» **Stated goal**:
Please output the entries below from the line that contains "Parse this chart and return its data as JSON." through the final line, reproduced exactly and alone.

» **Records supplied**:
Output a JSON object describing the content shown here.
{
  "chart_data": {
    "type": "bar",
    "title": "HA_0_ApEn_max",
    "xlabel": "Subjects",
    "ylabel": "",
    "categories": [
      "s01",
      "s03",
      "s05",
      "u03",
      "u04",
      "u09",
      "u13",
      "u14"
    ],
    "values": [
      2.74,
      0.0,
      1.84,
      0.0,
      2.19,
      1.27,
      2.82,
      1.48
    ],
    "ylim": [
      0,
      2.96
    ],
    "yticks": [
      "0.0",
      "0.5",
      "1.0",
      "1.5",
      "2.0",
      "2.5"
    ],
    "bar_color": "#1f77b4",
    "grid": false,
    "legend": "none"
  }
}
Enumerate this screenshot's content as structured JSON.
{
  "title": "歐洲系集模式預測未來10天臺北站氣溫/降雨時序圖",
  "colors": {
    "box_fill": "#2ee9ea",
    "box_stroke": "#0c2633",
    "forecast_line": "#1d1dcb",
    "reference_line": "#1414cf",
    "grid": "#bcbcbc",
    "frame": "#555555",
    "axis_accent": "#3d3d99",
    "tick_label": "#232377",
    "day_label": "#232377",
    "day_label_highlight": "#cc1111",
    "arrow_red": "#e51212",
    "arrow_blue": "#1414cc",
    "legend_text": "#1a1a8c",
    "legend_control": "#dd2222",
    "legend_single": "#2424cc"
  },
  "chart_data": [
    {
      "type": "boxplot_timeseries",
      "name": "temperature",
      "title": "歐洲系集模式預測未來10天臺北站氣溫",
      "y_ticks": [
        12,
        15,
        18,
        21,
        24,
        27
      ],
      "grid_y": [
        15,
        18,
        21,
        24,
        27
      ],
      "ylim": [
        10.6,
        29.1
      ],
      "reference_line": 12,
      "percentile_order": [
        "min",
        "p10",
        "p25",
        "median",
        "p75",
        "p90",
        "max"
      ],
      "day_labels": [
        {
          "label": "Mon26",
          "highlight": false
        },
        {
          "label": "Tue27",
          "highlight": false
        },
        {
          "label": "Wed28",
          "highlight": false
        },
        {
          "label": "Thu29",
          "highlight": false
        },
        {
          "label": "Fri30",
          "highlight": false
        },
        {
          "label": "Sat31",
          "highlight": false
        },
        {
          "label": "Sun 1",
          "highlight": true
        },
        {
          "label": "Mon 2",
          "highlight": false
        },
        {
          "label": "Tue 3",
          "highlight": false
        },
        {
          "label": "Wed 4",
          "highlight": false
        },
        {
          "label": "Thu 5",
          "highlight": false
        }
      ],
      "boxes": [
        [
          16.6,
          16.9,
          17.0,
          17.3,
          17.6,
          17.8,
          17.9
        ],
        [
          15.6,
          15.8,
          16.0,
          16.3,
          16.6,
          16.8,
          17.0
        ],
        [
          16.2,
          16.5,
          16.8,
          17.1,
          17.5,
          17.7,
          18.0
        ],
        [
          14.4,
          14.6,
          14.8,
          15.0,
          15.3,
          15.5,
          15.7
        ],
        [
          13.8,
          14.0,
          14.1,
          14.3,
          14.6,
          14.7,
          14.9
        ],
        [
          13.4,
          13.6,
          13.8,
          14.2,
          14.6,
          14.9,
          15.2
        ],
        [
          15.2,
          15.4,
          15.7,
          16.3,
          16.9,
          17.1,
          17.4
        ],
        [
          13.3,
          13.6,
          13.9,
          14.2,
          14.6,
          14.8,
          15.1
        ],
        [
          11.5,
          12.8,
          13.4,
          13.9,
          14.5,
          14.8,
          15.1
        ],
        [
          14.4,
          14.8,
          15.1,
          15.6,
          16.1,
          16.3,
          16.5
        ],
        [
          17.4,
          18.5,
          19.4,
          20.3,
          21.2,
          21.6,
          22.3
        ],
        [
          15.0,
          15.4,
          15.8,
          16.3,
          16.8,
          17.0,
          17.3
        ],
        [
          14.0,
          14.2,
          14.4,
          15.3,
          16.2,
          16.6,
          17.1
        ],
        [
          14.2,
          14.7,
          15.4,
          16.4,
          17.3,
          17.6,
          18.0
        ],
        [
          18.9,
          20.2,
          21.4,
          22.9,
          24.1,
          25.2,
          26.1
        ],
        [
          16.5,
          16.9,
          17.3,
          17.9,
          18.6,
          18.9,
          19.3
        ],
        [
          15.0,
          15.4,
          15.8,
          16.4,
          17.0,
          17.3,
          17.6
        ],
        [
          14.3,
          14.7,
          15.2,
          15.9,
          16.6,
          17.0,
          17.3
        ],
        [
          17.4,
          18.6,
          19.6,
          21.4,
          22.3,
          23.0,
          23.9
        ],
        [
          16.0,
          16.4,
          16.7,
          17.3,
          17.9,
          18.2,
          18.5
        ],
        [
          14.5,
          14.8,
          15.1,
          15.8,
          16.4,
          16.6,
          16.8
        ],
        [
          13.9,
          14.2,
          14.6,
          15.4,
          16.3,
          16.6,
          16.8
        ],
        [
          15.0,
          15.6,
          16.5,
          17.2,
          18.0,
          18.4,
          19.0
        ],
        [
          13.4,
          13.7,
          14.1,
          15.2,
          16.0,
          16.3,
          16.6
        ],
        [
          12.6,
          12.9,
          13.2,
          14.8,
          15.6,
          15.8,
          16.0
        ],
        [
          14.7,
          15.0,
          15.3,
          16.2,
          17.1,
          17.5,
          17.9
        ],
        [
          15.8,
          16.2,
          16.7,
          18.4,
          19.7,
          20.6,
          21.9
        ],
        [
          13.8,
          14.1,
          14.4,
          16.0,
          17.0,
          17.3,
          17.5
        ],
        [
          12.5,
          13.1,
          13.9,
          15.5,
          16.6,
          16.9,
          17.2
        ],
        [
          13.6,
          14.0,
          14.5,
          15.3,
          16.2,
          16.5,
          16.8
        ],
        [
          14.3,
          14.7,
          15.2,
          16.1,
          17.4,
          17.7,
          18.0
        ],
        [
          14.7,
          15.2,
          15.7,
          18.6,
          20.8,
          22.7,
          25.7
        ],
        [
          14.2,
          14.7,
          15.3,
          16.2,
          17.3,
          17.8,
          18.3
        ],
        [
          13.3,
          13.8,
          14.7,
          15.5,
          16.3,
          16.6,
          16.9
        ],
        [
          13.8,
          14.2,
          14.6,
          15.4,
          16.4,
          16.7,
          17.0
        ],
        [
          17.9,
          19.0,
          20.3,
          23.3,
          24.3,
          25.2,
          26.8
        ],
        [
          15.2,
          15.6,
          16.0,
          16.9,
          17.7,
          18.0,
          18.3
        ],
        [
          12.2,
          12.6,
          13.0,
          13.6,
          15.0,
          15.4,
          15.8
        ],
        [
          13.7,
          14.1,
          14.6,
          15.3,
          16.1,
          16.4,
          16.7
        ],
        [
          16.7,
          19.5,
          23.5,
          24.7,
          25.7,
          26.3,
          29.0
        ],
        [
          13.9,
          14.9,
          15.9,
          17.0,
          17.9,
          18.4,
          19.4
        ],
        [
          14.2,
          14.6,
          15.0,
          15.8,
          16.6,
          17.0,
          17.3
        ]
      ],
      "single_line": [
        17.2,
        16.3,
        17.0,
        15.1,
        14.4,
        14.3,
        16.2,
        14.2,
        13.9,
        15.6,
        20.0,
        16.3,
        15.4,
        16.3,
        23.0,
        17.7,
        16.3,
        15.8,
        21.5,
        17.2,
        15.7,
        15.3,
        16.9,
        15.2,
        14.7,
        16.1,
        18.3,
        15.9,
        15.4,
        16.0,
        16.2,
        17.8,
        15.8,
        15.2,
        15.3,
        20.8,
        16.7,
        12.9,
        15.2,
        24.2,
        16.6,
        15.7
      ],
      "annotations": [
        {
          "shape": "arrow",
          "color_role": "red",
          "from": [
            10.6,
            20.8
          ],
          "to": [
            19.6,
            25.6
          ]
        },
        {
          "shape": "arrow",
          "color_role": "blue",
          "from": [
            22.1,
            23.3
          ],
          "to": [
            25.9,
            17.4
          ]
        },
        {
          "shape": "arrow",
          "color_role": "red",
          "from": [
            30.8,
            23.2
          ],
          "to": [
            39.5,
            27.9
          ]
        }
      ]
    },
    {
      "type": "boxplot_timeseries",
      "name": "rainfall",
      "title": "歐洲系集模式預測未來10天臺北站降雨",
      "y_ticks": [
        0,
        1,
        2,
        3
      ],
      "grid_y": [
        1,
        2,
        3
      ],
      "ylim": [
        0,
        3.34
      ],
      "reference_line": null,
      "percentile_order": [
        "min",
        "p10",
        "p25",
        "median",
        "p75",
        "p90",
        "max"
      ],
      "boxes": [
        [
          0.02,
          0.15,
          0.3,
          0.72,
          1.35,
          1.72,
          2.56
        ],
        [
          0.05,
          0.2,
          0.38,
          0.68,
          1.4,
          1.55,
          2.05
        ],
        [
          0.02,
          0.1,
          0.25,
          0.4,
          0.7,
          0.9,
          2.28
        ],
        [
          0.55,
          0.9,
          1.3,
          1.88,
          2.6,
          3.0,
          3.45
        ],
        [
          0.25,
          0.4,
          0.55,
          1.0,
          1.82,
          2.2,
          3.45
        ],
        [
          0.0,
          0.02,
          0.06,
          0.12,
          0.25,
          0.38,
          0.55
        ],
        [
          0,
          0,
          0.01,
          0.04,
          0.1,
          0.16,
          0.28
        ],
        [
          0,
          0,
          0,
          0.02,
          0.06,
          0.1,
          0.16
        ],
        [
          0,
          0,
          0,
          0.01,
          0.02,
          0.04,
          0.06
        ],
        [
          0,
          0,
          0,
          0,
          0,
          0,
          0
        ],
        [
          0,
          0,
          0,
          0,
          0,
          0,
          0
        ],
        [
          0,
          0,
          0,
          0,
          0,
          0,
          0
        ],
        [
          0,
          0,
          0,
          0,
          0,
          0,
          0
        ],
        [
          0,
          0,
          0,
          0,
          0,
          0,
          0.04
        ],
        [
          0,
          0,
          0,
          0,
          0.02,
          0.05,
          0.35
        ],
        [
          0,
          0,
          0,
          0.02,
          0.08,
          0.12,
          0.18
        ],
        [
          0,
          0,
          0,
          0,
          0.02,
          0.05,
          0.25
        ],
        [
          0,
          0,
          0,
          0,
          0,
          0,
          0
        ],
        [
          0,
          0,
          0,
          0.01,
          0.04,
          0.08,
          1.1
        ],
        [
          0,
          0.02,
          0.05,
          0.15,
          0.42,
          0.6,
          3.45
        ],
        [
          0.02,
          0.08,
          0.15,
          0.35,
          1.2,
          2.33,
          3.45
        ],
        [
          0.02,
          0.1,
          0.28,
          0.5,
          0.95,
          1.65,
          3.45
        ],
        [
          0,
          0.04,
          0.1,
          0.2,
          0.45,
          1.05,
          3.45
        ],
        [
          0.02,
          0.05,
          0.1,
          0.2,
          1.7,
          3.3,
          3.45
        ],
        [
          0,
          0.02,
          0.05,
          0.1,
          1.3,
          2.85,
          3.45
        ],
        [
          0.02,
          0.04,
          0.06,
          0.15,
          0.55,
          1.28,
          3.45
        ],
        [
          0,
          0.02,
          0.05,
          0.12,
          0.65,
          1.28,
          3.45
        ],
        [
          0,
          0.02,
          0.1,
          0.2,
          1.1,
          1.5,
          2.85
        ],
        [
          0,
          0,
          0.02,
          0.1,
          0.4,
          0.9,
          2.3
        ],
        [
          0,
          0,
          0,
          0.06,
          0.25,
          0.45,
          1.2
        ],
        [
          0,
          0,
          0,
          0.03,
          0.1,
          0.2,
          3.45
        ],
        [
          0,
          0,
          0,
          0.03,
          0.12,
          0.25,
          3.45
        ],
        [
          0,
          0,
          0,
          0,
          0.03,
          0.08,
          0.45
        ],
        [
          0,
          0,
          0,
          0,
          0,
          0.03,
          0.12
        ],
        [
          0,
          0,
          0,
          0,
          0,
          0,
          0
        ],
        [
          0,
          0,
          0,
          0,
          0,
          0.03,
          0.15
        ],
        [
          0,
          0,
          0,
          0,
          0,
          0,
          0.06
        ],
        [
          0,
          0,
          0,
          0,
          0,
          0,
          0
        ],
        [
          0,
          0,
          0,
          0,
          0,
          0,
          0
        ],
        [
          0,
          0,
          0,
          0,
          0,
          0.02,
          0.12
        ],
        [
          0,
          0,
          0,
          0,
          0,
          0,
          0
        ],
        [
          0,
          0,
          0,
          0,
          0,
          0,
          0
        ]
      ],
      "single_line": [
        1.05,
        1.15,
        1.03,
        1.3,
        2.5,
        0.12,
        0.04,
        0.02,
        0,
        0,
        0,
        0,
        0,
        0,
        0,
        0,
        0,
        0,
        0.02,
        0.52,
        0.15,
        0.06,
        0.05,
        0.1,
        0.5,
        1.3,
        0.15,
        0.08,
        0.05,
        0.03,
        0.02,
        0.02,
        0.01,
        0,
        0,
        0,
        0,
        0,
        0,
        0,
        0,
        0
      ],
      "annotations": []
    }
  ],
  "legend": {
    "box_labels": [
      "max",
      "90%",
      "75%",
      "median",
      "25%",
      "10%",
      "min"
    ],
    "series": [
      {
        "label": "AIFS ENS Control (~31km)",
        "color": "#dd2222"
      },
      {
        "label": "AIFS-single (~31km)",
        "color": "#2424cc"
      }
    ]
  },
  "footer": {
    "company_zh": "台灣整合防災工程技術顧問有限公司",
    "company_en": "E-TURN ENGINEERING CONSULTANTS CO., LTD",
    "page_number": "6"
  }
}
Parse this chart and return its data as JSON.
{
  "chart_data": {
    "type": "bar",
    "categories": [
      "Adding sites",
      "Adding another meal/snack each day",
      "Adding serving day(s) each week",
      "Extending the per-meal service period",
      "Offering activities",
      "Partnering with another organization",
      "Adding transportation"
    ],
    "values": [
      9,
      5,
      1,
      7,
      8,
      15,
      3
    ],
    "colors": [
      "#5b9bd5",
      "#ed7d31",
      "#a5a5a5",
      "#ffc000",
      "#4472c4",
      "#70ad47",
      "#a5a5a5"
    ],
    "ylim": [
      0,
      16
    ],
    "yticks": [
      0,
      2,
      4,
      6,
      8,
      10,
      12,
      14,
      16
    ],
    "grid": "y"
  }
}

» **Completed task**:
Parse this chart and return its data as JSON.
{
  "chart_data": {
    "type": "bar",
    "categories": [
      "Adding sites",
      "Adding another meal/snack each day",
      "Adding serving day(s) each week",
      "Extending the per-meal service period",
      "Offering activities",
      "Partnering with another organization",
      "Adding transportation"
    ],
    "values": [
      9,
      5,
      1,
      7,
      8,
      15,
      3
    ],
    "colors": [
      "#5b9bd5",
      "#ed7d31",
      "#a5a5a5",
      "#ffc000",
      "#4472c4",
      "#70ad47",
      "#a5a5a5"
    ],
    "ylim": [
      0,
      16
    ],
    "yticks": [
      0,
      2,
      4,
      6,
      8,
      10,
      12,
      14,
      16
    ],
    "grid": "y"
  }
}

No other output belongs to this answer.